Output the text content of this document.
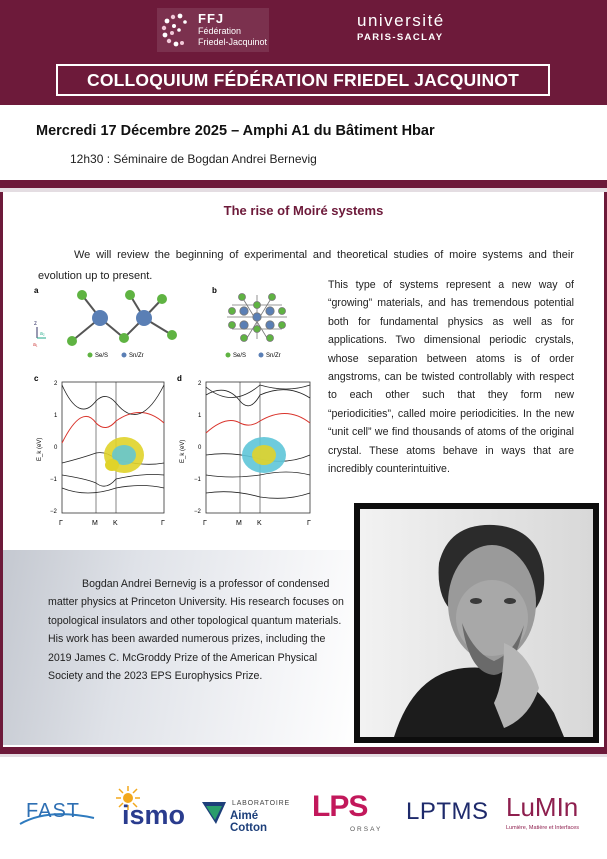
FFJ
Fédération
Friedel-Jacquinot
université
PARIS-SACLAY
COLLOQUIUM FÉDÉRATION FRIEDEL JACQUINOT
Mercredi 17 Décembre 2025 – Amphi A1 du Bâtiment Hbar
12h30 : Séminaire de Bogdan Andrei Bernevig
The rise of Moiré systems
We will review the beginning of experimental and theoretical studies of moire systems and their evolution up to present.
a
z
a₂
a₁
Se/S	Sn/Zr
b
Se/S	Sn/Zr
c
E_k (eV)
2
1
0
−1
−2
Γ	M K	Γ
d
E_k (eV)
2
1
0
−1
−2
Γ	M K	Γ
This type of systems represent a new way of “growing” materials, and has tremendous potential both for fundamental physics as well as for applications. Two dimensional periodic crystals, whose separation between atoms is of order angstroms, can be twisted controllably with respect to each other such that they form new “periodicities”, called moire periodicities. In the new “unit cell” we find thousands of atoms of the original crystal. These atoms behave in ways that are incredibly counterintuitive.
Bogdan Andrei Bernevig is a professor of condensed matter physics at Princeton University. His research focuses on topological insulators and other topological quantum materials. His work has been awarded numerous prizes, including the 2019 James C. McGroddy Prize of the American Physical Society and the 2023 EPS Europhysics Prize.
FAST ismo	LABORATOIRE
Aimé Cotton
LPS
ORSAY
LPTMS LuMIn
Lumière, Matière et Interfaces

- - -

-- What you have to do --
Reproduce each entry precisely. Leave the pictures out.

-- Finished task --
Output the text content of this document.
FFJ
Fédération
Friedel-Jacquinot
université
PARIS-SACLAY
COLLOQUIUM FÉDÉRATION FRIEDEL JACQUINOT
Mercredi 17 Décembre 2025 – Amphi A1 du Bâtiment Hbar
12h30 : Séminaire de Bogdan Andrei Bernevig
The rise of Moiré systems
We will review the beginning of experimental and theoretical studies of moire systems and their evolution up to present.
a
z
a₂
a₁
Se/S	Sn/Zr
b
Se/S	Sn/Zr
c
E_k (eV)
2
1
0
−1
−2
Γ	M K	Γ
d
E_k (eV)
2
1
0
−1
−2
Γ	M K	Γ
This type of systems represent a new way of “growing” materials, and has tremendous potential both for fundamental physics as well as for applications. Two dimensional periodic crystals, whose separation between atoms is of order angstroms, can be twisted controllably with respect to each other such that they form new “periodicities”, called moire periodicities. In the new “unit cell” we find thousands of atoms of the original crystal. These atoms behave in ways that are incredibly counterintuitive.
Bogdan Andrei Bernevig is a professor of condensed matter physics at Princeton University. His research focuses on topological insulators and other topological quantum materials. His work has been awarded numerous prizes, including the 2019 James C. McGroddy Prize of the American Physical Society and the 2023 EPS Europhysics Prize.
FAST ismo	LABORATOIRE
Aimé Cotton
LPS
ORSAY
LPTMS LuMIn
Lumière, Matière et Interfaces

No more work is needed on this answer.